(Lines of data)
════════

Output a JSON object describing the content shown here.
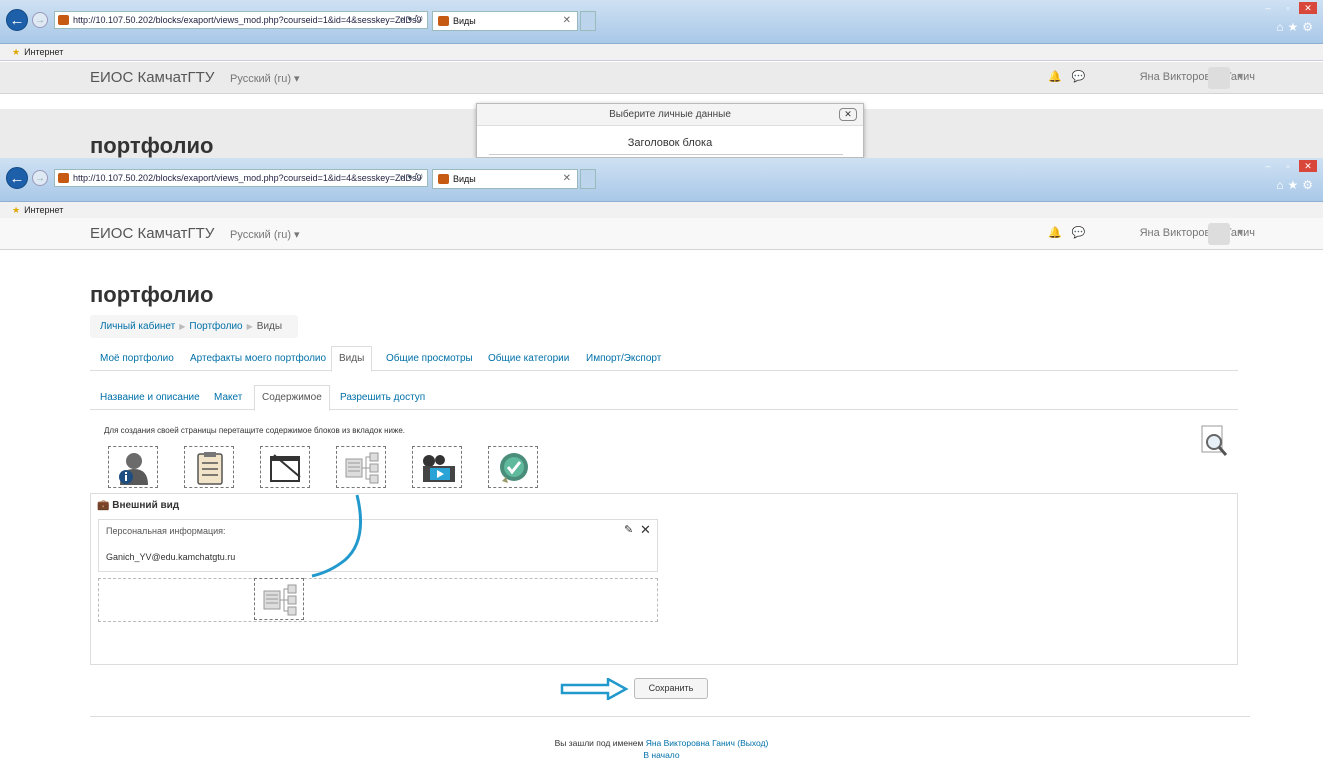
{
  "browser": {
    "url": "http://10.107.50.202/blocks/exaport/views_mod.php?courseid=1&id=4&sesskey=ZdDs9",
    "tab_title": "Виды",
    "favorites_label": "Интернет"
  },
  "site": {
    "brand": "ЕИОС КамчатГТУ",
    "language": "Русский (ru) ▾",
    "user_name": "Яна Викторовна Ганич"
  },
  "dialog": {
    "title": "Выберите личные данные",
    "field_label": "Заголовок блока"
  },
  "page": {
    "heading": "портфолио",
    "breadcrumb": [
      "Личный кабинет",
      "Портфолио",
      "Виды"
    ]
  },
  "main_tabs": [
    "Моё портфолио",
    "Артефакты моего портфолио",
    "Виды",
    "Общие просмотры",
    "Общие категории",
    "Импорт/Экспорт"
  ],
  "sub_tabs": [
    "Название и описание",
    "Макет",
    "Содержимое",
    "Разрешить доступ"
  ],
  "instruction": "Для создания своей страницы перетащите содержимое блоков из вкладок ниже.",
  "blocks": [
    "personal-info-icon",
    "list-icon",
    "note-icon",
    "tree-icon",
    "media-icon",
    "badge-icon"
  ],
  "layout": {
    "title": "Внешний вид",
    "personal_label": "Персональная информация:",
    "personal_value": "Ganich_YV@edu.kamchatgtu.ru"
  },
  "save_label": "Сохранить",
  "footer": {
    "logged_in_prefix": "Вы зашли под именем",
    "user_link": "Яна Викторовна Ганич",
    "logout": "(Выход)",
    "home": "В начало"
  }
}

════════

◆ **EXERCISE DIRECTIONS**: The answer must consist solely of the number of lines in the entries that contain the word "icon".

◆ **REPLY TO THE EXERCISE**: 6